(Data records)
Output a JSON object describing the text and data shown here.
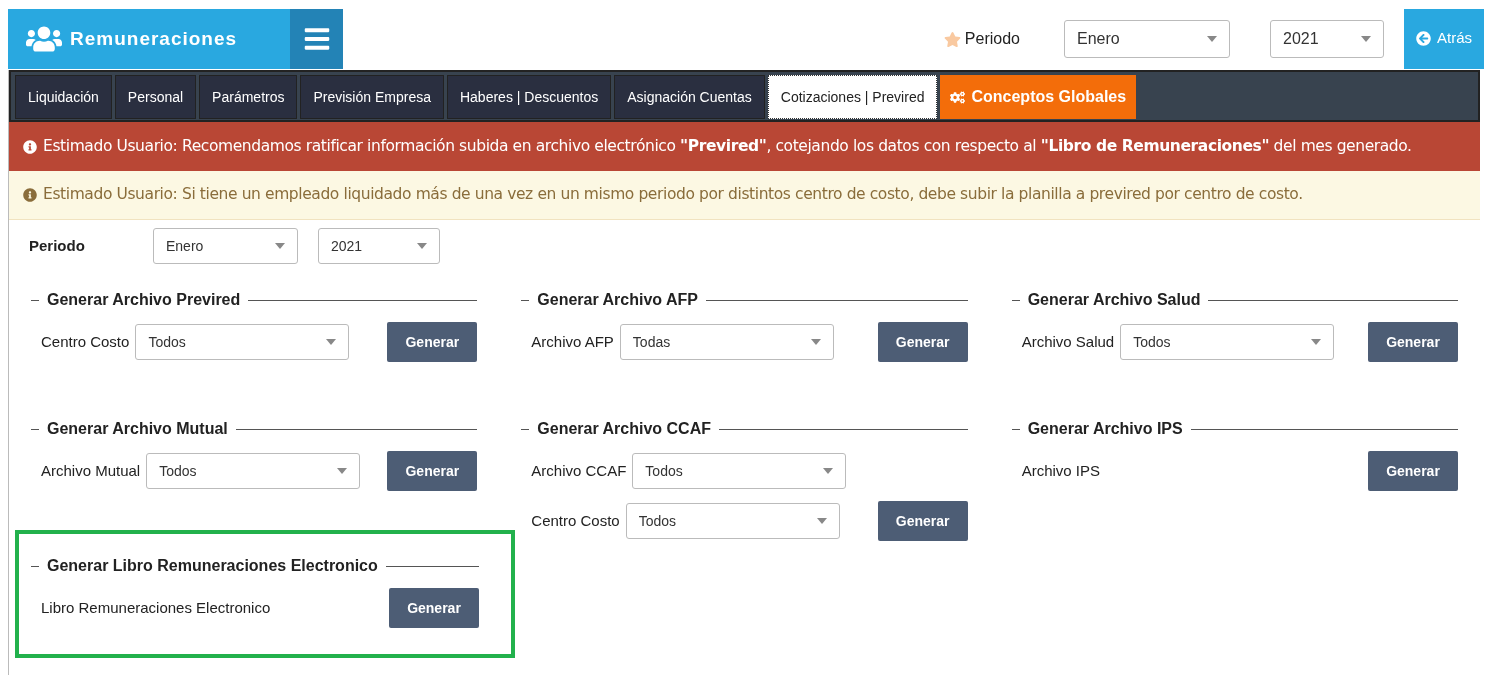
{
  "header": {
    "app_name": "Remuneraciones",
    "period_label": "Periodo",
    "period_month": "Enero",
    "period_year": "2021",
    "back_button": "Atrás"
  },
  "tabs": [
    {
      "label": "Liquidación",
      "selected": false,
      "kind": "normal"
    },
    {
      "label": "Personal",
      "selected": false,
      "kind": "normal"
    },
    {
      "label": "Parámetros",
      "selected": false,
      "kind": "normal"
    },
    {
      "label": "Previsión Empresa",
      "selected": false,
      "kind": "normal"
    },
    {
      "label": "Haberes | Descuentos",
      "selected": false,
      "kind": "normal"
    },
    {
      "label": "Asignación Cuentas",
      "selected": false,
      "kind": "normal"
    },
    {
      "label": "Cotizaciones | Previred",
      "selected": true,
      "kind": "normal"
    },
    {
      "label": "Conceptos Globales",
      "selected": false,
      "kind": "special"
    }
  ],
  "alerts": [
    {
      "kind": "danger",
      "text": "Estimado Usuario: Recomendamos ratificar información subida en archivo electrónico **\"Previred\"**, cotejando los datos con respecto al **\"Libro de Remuneraciones\"** del mes generado."
    },
    {
      "kind": "warning",
      "text": "Estimado Usuario: Si tiene un empleado liquidado más de una vez en un mismo periodo por distintos centro de costo, debe subir la planilla a previred por centro de costo."
    }
  ],
  "period": {
    "label": "Periodo",
    "month": "Enero",
    "year": "2021"
  },
  "sections": [
    {
      "title": "Generar Archivo Previred",
      "highlighted": false,
      "fields": [
        {
          "label": "Centro Costo",
          "value": "Todos"
        }
      ],
      "button": "Generar"
    },
    {
      "title": "Generar Archivo AFP",
      "highlighted": false,
      "fields": [
        {
          "label": "Archivo AFP",
          "value": "Todas"
        }
      ],
      "button": "Generar"
    },
    {
      "title": "Generar Archivo Salud",
      "highlighted": false,
      "fields": [
        {
          "label": "Archivo Salud",
          "value": "Todos"
        }
      ],
      "button": "Generar"
    },
    {
      "title": "Generar Archivo Mutual",
      "highlighted": false,
      "fields": [
        {
          "label": "Archivo Mutual",
          "value": "Todos"
        }
      ],
      "button": "Generar"
    },
    {
      "title": "Generar Archivo CCAF",
      "highlighted": false,
      "fields": [
        {
          "label": "Archivo CCAF",
          "value": "Todos"
        },
        {
          "label": "Centro Costo",
          "value": "Todos"
        }
      ],
      "button": "Generar"
    },
    {
      "title": "Generar Archivo IPS",
      "highlighted": false,
      "fields": [
        {
          "label": "Archivo IPS"
        }
      ],
      "button": "Generar"
    },
    {
      "title": "Generar Libro Remuneraciones Electronico",
      "highlighted": true,
      "fields": [
        {
          "label": "Libro Remuneraciones Electronico"
        }
      ],
      "button": "Generar"
    }
  ]
}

What the task requires
Every line above should be repeated exactly; pictures stay out of the copy.

Answer to the task
Output a JSON object describing the text and data shown here.
{
  "header": {
    "app_name": "Remuneraciones",
    "period_label": "Periodo",
    "period_month": "Enero",
    "period_year": "2021",
    "back_button": "Atrás"
  },
  "tabs": [
    {
      "label": "Liquidación",
      "selected": false,
      "kind": "normal"
    },
    {
      "label": "Personal",
      "selected": false,
      "kind": "normal"
    },
    {
      "label": "Parámetros",
      "selected": false,
      "kind": "normal"
    },
    {
      "label": "Previsión Empresa",
      "selected": false,
      "kind": "normal"
    },
    {
      "label": "Haberes | Descuentos",
      "selected": false,
      "kind": "normal"
    },
    {
      "label": "Asignación Cuentas",
      "selected": false,
      "kind": "normal"
    },
    {
      "label": "Cotizaciones | Previred",
      "selected": true,
      "kind": "normal"
    },
    {
      "label": "Conceptos Globales",
      "selected": false,
      "kind": "special"
    }
  ],
  "alerts": [
    {
      "kind": "danger",
      "text": "Estimado Usuario: Recomendamos ratificar información subida en archivo electrónico **\"Previred\"**, cotejando los datos con respecto al **\"Libro de Remuneraciones\"** del mes generado."
    },
    {
      "kind": "warning",
      "text": "Estimado Usuario: Si tiene un empleado liquidado más de una vez en un mismo periodo por distintos centro de costo, debe subir la planilla a previred por centro de costo."
    }
  ],
  "period": {
    "label": "Periodo",
    "month": "Enero",
    "year": "2021"
  },
  "sections": [
    {
      "title": "Generar Archivo Previred",
      "highlighted": false,
      "fields": [
        {
          "label": "Centro Costo",
          "value": "Todos"
        }
      ],
      "button": "Generar"
    },
    {
      "title": "Generar Archivo AFP",
      "highlighted": false,
      "fields": [
        {
          "label": "Archivo AFP",
          "value": "Todas"
        }
      ],
      "button": "Generar"
    },
    {
      "title": "Generar Archivo Salud",
      "highlighted": false,
      "fields": [
        {
          "label": "Archivo Salud",
          "value": "Todos"
        }
      ],
      "button": "Generar"
    },
    {
      "title": "Generar Archivo Mutual",
      "highlighted": false,
      "fields": [
        {
          "label": "Archivo Mutual",
          "value": "Todos"
        }
      ],
      "button": "Generar"
    },
    {
      "title": "Generar Archivo CCAF",
      "highlighted": false,
      "fields": [
        {
          "label": "Archivo CCAF",
          "value": "Todos"
        },
        {
          "label": "Centro Costo",
          "value": "Todos"
        }
      ],
      "button": "Generar"
    },
    {
      "title": "Generar Archivo IPS",
      "highlighted": false,
      "fields": [
        {
          "label": "Archivo IPS"
        }
      ],
      "button": "Generar"
    },
    {
      "title": "Generar Libro Remuneraciones Electronico",
      "highlighted": true,
      "fields": [
        {
          "label": "Libro Remuneraciones Electronico"
        }
      ],
      "button": "Generar"
    }
  ]
}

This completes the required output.